_抜粋本文_:
────────

2020.09.08
殺人被告事件
LEX/DB25571011/最高裁判所第二小法廷 令和 2年 8月24日 決定 (上告審)/平成30年(あ)第728号
被告人は、生命維持のためにインスリンの投与が必要な1型糖尿病にり患している幼年の被害者の治療をその両親から依頼され、インスリンを投与しなければ被害者が死亡する現実的な危険性があることを認識しながら、医学的根拠もないのに、自身を信頼して指示に従っている母親に対し、インスリンは毒であり、被告人の指導に従わなければ被害者は助からないなどとして、被害者にインスリンを投与しないよう脅しめいた文言を交えた執ようかつ強度の働きかけを行い、父親に対しても、母親を介して被害者へのインスリンの不投与を指示し、両親をして、被害者へのインスリンの投与をさせず、その結果、被害者が死亡に至ったとした事案の上告審において、被告人は、未必的な殺意をもって、母親を道具として利用するとともに、不保護の故意のある父親と共謀の上、被害者の生命維持に必要なインスリンを投与せず、被害者を死亡させたものと認められ、被告人には殺人罪が成立するとし、これと同旨の第1審判決を是認した原判断は正当であるとして、本件上告を棄却した事例。

────────

_必要な作業_:
上の判例要旨について、次の問いに答えてください。
(a) 被害者がり患していた病気は何ですか。
(b) 被告人は母親に対して、インスリンを何であると言いましたか。
(c) 上告審は本件上告をどのように扱いましたか。
このあとに続くレコードは、上の判例要旨とは別の資料です。

────────

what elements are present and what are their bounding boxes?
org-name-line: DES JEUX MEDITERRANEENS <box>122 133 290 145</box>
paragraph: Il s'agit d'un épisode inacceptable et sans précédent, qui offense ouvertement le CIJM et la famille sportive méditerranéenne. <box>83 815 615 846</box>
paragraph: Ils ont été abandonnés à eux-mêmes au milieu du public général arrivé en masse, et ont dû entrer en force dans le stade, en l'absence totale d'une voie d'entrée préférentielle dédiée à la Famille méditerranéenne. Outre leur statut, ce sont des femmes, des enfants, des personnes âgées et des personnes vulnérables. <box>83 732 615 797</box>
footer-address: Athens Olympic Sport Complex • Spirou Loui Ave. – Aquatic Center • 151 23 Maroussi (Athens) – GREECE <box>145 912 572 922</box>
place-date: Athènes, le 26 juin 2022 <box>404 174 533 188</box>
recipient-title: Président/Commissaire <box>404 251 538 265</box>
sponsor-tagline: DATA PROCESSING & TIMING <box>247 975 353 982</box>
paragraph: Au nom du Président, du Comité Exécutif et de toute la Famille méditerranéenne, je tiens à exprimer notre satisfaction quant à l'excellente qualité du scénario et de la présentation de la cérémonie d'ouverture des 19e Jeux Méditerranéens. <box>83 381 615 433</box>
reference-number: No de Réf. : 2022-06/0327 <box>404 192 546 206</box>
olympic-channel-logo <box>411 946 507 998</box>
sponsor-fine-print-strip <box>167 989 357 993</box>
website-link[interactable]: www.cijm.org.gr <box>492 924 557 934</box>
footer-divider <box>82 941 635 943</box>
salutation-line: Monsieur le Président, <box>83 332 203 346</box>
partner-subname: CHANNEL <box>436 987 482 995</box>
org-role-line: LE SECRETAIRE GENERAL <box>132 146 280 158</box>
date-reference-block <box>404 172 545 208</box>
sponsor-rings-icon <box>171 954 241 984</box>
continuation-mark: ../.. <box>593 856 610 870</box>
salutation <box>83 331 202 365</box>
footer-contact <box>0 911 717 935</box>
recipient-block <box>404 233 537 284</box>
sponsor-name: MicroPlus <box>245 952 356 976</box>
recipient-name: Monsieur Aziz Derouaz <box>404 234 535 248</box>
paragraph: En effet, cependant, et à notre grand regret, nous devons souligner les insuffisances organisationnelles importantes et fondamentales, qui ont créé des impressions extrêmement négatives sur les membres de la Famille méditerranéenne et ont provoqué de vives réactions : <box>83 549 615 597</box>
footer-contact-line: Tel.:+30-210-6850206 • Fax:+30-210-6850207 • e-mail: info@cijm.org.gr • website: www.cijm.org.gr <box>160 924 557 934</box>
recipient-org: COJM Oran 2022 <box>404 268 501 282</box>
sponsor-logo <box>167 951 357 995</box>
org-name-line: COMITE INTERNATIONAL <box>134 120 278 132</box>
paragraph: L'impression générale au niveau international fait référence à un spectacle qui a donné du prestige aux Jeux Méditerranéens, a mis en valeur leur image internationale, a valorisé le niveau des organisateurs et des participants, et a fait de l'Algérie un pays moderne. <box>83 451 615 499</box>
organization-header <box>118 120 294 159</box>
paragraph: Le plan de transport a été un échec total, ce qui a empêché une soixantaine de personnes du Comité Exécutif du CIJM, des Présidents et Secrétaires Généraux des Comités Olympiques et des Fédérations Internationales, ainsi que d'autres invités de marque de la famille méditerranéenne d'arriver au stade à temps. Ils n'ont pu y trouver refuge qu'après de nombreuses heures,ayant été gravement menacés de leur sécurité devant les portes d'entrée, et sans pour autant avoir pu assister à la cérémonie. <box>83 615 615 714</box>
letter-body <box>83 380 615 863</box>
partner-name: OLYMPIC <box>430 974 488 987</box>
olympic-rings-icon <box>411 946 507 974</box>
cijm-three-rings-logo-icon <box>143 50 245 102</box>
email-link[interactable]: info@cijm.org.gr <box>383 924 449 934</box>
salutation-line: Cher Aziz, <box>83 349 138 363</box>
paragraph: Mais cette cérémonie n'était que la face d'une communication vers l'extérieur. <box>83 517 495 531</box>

────────

_結果_:
(a) 生命維持のためにインスリンの投与が必要な1型糖尿病です。
(b) 毒であると言いました。
(c) 棄却しました。